**Dataset content**.
— Start —
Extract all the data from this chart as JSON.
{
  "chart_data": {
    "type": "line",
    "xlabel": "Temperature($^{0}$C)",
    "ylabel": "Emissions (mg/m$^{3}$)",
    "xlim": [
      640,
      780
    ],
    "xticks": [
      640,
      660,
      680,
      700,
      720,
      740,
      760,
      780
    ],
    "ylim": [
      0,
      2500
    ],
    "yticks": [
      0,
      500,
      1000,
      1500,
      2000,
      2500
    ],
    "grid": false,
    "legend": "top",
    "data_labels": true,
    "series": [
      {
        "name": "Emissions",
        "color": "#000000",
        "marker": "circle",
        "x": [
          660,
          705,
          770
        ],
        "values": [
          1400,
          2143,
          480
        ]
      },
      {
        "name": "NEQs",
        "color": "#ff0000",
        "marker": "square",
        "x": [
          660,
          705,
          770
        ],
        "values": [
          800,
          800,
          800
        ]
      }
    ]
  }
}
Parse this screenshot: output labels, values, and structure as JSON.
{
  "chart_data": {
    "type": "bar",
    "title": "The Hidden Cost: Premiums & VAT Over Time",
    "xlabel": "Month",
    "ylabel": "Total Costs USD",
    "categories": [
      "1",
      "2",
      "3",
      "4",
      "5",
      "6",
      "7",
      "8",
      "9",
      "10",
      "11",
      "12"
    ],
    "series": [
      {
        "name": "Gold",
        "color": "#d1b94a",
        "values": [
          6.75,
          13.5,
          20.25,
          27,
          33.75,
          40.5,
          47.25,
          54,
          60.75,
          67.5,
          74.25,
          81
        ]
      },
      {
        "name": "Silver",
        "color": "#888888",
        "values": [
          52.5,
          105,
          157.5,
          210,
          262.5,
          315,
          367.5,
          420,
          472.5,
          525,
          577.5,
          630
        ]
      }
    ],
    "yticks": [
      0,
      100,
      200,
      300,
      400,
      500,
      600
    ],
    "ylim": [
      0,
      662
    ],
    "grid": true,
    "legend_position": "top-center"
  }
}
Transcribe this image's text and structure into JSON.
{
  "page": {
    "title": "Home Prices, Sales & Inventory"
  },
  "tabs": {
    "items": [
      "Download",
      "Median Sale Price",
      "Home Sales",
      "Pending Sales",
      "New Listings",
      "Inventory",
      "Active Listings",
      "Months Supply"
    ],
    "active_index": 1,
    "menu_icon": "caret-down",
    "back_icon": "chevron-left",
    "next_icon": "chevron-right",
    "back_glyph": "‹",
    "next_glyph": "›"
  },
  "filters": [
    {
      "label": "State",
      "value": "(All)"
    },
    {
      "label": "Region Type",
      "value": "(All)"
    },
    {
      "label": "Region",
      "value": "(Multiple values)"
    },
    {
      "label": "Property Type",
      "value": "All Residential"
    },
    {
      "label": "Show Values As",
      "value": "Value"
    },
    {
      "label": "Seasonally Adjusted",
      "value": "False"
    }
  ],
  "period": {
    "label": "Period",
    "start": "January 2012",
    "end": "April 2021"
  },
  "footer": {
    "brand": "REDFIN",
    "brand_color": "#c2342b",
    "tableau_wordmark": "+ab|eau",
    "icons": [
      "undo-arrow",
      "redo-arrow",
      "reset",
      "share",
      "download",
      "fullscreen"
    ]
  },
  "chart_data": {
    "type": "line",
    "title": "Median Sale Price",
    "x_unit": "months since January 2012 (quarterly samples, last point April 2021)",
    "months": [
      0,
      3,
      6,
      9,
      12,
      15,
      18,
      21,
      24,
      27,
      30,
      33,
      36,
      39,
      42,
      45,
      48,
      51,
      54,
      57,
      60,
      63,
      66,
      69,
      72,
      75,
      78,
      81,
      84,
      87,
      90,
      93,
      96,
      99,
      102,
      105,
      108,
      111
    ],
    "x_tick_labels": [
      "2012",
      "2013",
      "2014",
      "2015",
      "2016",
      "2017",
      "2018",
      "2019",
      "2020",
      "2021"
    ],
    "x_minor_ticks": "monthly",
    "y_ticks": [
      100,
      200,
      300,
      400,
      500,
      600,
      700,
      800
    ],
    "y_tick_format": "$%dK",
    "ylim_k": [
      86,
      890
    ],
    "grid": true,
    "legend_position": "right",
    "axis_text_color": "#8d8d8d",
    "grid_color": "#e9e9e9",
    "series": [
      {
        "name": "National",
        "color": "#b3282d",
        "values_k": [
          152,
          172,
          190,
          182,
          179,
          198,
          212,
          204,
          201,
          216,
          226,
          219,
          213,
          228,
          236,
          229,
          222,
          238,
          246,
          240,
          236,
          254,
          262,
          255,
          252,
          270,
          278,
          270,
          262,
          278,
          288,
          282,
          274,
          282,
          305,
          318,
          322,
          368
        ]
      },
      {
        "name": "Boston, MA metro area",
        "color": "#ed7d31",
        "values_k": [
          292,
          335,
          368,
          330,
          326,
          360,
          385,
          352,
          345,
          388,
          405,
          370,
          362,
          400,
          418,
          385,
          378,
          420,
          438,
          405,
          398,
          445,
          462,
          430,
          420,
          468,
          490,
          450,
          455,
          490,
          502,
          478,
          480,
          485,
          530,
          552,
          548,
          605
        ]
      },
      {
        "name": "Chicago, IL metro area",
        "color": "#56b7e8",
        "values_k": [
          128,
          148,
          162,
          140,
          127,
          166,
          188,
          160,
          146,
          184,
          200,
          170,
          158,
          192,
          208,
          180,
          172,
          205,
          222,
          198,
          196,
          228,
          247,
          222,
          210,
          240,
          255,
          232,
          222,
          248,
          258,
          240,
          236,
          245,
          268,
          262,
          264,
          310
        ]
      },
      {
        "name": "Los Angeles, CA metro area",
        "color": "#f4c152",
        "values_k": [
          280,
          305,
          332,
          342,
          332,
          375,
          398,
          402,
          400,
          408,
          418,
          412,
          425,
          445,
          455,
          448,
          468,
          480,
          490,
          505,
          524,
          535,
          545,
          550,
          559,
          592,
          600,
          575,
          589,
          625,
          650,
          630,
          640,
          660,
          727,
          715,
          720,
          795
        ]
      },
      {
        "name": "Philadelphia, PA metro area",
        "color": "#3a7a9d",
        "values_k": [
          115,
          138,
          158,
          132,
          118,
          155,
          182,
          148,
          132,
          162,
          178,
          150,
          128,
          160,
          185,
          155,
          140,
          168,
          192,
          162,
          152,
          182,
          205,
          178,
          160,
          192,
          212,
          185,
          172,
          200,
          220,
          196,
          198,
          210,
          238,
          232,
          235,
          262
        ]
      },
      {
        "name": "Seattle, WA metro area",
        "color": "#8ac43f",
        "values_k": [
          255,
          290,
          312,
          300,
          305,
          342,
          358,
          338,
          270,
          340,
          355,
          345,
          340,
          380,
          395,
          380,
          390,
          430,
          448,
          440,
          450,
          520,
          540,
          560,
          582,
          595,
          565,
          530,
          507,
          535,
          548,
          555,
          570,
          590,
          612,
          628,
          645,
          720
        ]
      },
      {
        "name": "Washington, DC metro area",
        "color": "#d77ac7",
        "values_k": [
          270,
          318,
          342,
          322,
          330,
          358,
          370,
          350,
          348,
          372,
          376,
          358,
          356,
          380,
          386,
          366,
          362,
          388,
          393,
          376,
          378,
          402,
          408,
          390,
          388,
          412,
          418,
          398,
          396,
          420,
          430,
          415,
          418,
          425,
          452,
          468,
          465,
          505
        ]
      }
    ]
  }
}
— End —
**Your goal**. Retype the listing exactly, in full.

**Task output**.
Extract all the data from this chart as JSON.
{
  "chart_data": {
    "type": "line",
    "xlabel": "Temperature($^{0}$C)",
    "ylabel": "Emissions (mg/m$^{3}$)",
    "xlim": [
      640,
      780
    ],
    "xticks": [
      640,
      660,
      680,
      700,
      720,
      740,
      760,
      780
    ],
    "ylim": [
      0,
      2500
    ],
    "yticks": [
      0,
      500,
      1000,
      1500,
      2000,
      2500
    ],
    "grid": false,
    "legend": "top",
    "data_labels": true,
    "series": [
      {
        "name": "Emissions",
        "color": "#000000",
        "marker": "circle",
        "x": [
          660,
          705,
          770
        ],
        "values": [
          1400,
          2143,
          480
        ]
      },
      {
        "name": "NEQs",
        "color": "#ff0000",
        "marker": "square",
        "x": [
          660,
          705,
          770
        ],
        "values": [
          800,
          800,
          800
        ]
      }
    ]
  }
}
Parse this screenshot: output labels, values, and structure as JSON.
{
  "chart_data": {
    "type": "bar",
    "title": "The Hidden Cost: Premiums & VAT Over Time",
    "xlabel": "Month",
    "ylabel": "Total Costs USD",
    "categories": [
      "1",
      "2",
      "3",
      "4",
      "5",
      "6",
      "7",
      "8",
      "9",
      "10",
      "11",
      "12"
    ],
    "series": [
      {
        "name": "Gold",
        "color": "#d1b94a",
        "values": [
          6.75,
          13.5,
          20.25,
          27,
          33.75,
          40.5,
          47.25,
          54,
          60.75,
          67.5,
          74.25,
          81
        ]
      },
      {
        "name": "Silver",
        "color": "#888888",
        "values": [
          52.5,
          105,
          157.5,
          210,
          262.5,
          315,
          367.5,
          420,
          472.5,
          525,
          577.5,
          630
        ]
      }
    ],
    "yticks": [
      0,
      100,
      200,
      300,
      400,
      500,
      600
    ],
    "ylim": [
      0,
      662
    ],
    "grid": true,
    "legend_position": "top-center"
  }
}
Transcribe this image's text and structure into JSON.
{
  "page": {
    "title": "Home Prices, Sales & Inventory"
  },
  "tabs": {
    "items": [
      "Download",
      "Median Sale Price",
      "Home Sales",
      "Pending Sales",
      "New Listings",
      "Inventory",
      "Active Listings",
      "Months Supply"
    ],
    "active_index": 1,
    "menu_icon": "caret-down",
    "back_icon": "chevron-left",
    "next_icon": "chevron-right",
    "back_glyph": "‹",
    "next_glyph": "›"
  },
  "filters": [
    {
      "label": "State",
      "value": "(All)"
    },
    {
      "label": "Region Type",
      "value": "(All)"
    },
    {
      "label": "Region",
      "value": "(Multiple values)"
    },
    {
      "label": "Property Type",
      "value": "All Residential"
    },
    {
      "label": "Show Values As",
      "value": "Value"
    },
    {
      "label": "Seasonally Adjusted",
      "value": "False"
    }
  ],
  "period": {
    "label": "Period",
    "start": "January 2012",
    "end": "April 2021"
  },
  "footer": {
    "brand": "REDFIN",
    "brand_color": "#c2342b",
    "tableau_wordmark": "+ab|eau",
    "icons": [
      "undo-arrow",
      "redo-arrow",
      "reset",
      "share",
      "download",
      "fullscreen"
    ]
  },
  "chart_data": {
    "type": "line",
    "title": "Median Sale Price",
    "x_unit": "months since January 2012 (quarterly samples, last point April 2021)",
    "months": [
      0,
      3,
      6,
      9,
      12,
      15,
      18,
      21,
      24,
      27,
      30,
      33,
      36,
      39,
      42,
      45,
      48,
      51,
      54,
      57,
      60,
      63,
      66,
      69,
      72,
      75,
      78,
      81,
      84,
      87,
      90,
      93,
      96,
      99,
      102,
      105,
      108,
      111
    ],
    "x_tick_labels": [
      "2012",
      "2013",
      "2014",
      "2015",
      "2016",
      "2017",
      "2018",
      "2019",
      "2020",
      "2021"
    ],
    "x_minor_ticks": "monthly",
    "y_ticks": [
      100,
      200,
      300,
      400,
      500,
      600,
      700,
      800
    ],
    "y_tick_format": "$%dK",
    "ylim_k": [
      86,
      890
    ],
    "grid": true,
    "legend_position": "right",
    "axis_text_color": "#8d8d8d",
    "grid_color": "#e9e9e9",
    "series": [
      {
        "name": "National",
        "color": "#b3282d",
        "values_k": [
          152,
          172,
          190,
          182,
          179,
          198,
          212,
          204,
          201,
          216,
          226,
          219,
          213,
          228,
          236,
          229,
          222,
          238,
          246,
          240,
          236,
          254,
          262,
          255,
          252,
          270,
          278,
          270,
          262,
          278,
          288,
          282,
          274,
          282,
          305,
          318,
          322,
          368
        ]
      },
      {
        "name": "Boston, MA metro area",
        "color": "#ed7d31",
        "values_k": [
          292,
          335,
          368,
          330,
          326,
          360,
          385,
          352,
          345,
          388,
          405,
          370,
          362,
          400,
          418,
          385,
          378,
          420,
          438,
          405,
          398,
          445,
          462,
          430,
          420,
          468,
          490,
          450,
          455,
          490,
          502,
          478,
          480,
          485,
          530,
          552,
          548,
          605
        ]
      },
      {
        "name": "Chicago, IL metro area",
        "color": "#56b7e8",
        "values_k": [
          128,
          148,
          162,
          140,
          127,
          166,
          188,
          160,
          146,
          184,
          200,
          170,
          158,
          192,
          208,
          180,
          172,
          205,
          222,
          198,
          196,
          228,
          247,
          222,
          210,
          240,
          255,
          232,
          222,
          248,
          258,
          240,
          236,
          245,
          268,
          262,
          264,
          310
        ]
      },
      {
        "name": "Los Angeles, CA metro area",
        "color": "#f4c152",
        "values_k": [
          280,
          305,
          332,
          342,
          332,
          375,
          398,
          402,
          400,
          408,
          418,
          412,
          425,
          445,
          455,
          448,
          468,
          480,
          490,
          505,
          524,
          535,
          545,
          550,
          559,
          592,
          600,
          575,
          589,
          625,
          650,
          630,
          640,
          660,
          727,
          715,
          720,
          795
        ]
      },
      {
        "name": "Philadelphia, PA metro area",
        "color": "#3a7a9d",
        "values_k": [
          115,
          138,
          158,
          132,
          118,
          155,
          182,
          148,
          132,
          162,
          178,
          150,
          128,
          160,
          185,
          155,
          140,
          168,
          192,
          162,
          152,
          182,
          205,
          178,
          160,
          192,
          212,
          185,
          172,
          200,
          220,
          196,
          198,
          210,
          238,
          232,
          235,
          262
        ]
      },
      {
        "name": "Seattle, WA metro area",
        "color": "#8ac43f",
        "values_k": [
          255,
          290,
          312,
          300,
          305,
          342,
          358,
          338,
          270,
          340,
          355,
          345,
          340,
          380,
          395,
          380,
          390,
          430,
          448,
          440,
          450,
          520,
          540,
          560,
          582,
          595,
          565,
          530,
          507,
          535,
          548,
          555,
          570,
          590,
          612,
          628,
          645,
          720
        ]
      },
      {
        "name": "Washington, DC metro area",
        "color": "#d77ac7",
        "values_k": [
          270,
          318,
          342,
          322,
          330,
          358,
          370,
          350,
          348,
          372,
          376,
          358,
          356,
          380,
          386,
          366,
          362,
          388,
          393,
          376,
          378,
          402,
          408,
          390,
          388,
          412,
          418,
          398,
          396,
          420,
          430,
          415,
          418,
          425,
          452,
          468,
          465,
          505
        ]
      }
    ]
  }
}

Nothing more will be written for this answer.